__YOUR INSTRUCTIONS__: Write out all the entries word for word, but skip any images.
——————
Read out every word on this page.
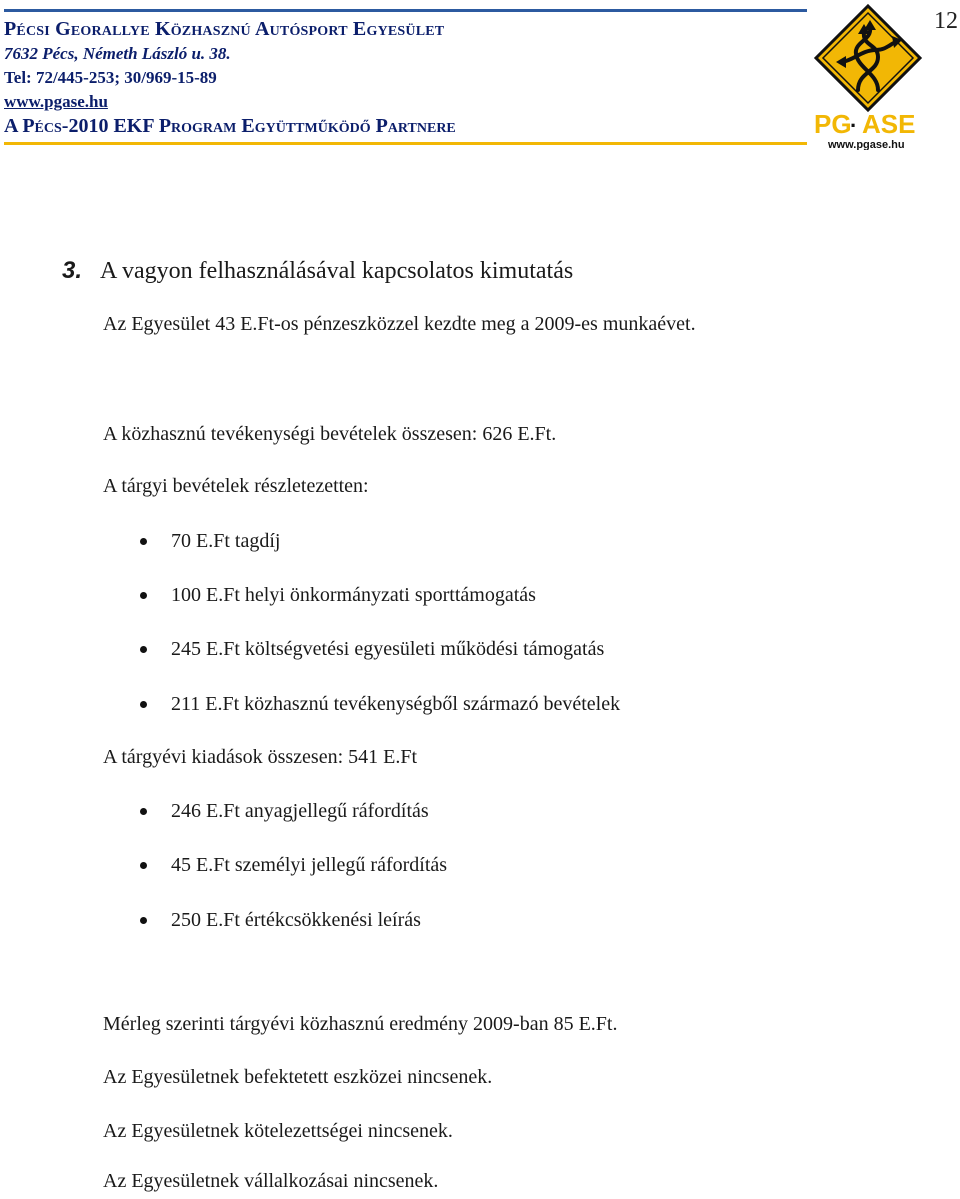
12
Pécsi Georallye Közhasznú Autósport Egyesület
7632 Pécs, Németh László u. 38.
Tel: 72/445-253; 30/969-15-89
www.pgase.hu
A Pécs-2010 EKF Program Együttműködő Partnere	PG
· ASE
www.pgase.hu
3. A vagyon felhasználásával kapcsolatos kimutatás
Az Egyesület 43 E.Ft-os pénzeszközzel kezdte meg a 2009-es munkaévet.
A közhasznú tevékenységi bevételek összesen: 626 E.Ft.
A tárgyi bevételek részletezetten:
70 E.Ft tagdíj
100 E.Ft helyi önkormányzati sporttámogatás
245 E.Ft költségvetési egyesületi működési támogatás
211 E.Ft közhasznú tevékenységből származó bevételek
A tárgyévi kiadások összesen: 541 E.Ft
246 E.Ft anyagjellegű ráfordítás
45 E.Ft személyi jellegű ráfordítás
250 E.Ft értékcsökkenési leírás
Mérleg szerinti tárgyévi közhasznú eredmény 2009-ban 85 E.Ft.
Az Egyesületnek befektetett eszközei nincsenek.
Az Egyesületnek kötelezettségei nincsenek.
Az Egyesületnek vállalkozásai nincsenek.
——————
__RESULT FOR THIS TASK__:
Read out every word on this page.
12
Pécsi Georallye Közhasznú Autósport Egyesület
7632 Pécs, Németh László u. 38.
Tel: 72/445-253; 30/969-15-89
www.pgase.hu
A Pécs-2010 EKF Program Együttműködő Partnere	PG
· ASE
www.pgase.hu
3. A vagyon felhasználásával kapcsolatos kimutatás
Az Egyesület 43 E.Ft-os pénzeszközzel kezdte meg a 2009-es munkaévet.
A közhasznú tevékenységi bevételek összesen: 626 E.Ft.
A tárgyi bevételek részletezetten:
70 E.Ft tagdíj
100 E.Ft helyi önkormányzati sporttámogatás
245 E.Ft költségvetési egyesületi működési támogatás
211 E.Ft közhasznú tevékenységből származó bevételek
A tárgyévi kiadások összesen: 541 E.Ft
246 E.Ft anyagjellegű ráfordítás
45 E.Ft személyi jellegű ráfordítás
250 E.Ft értékcsökkenési leírás
Mérleg szerinti tárgyévi közhasznú eredmény 2009-ban 85 E.Ft.
Az Egyesületnek befektetett eszközei nincsenek.
Az Egyesületnek kötelezettségei nincsenek.
Az Egyesületnek vállalkozásai nincsenek.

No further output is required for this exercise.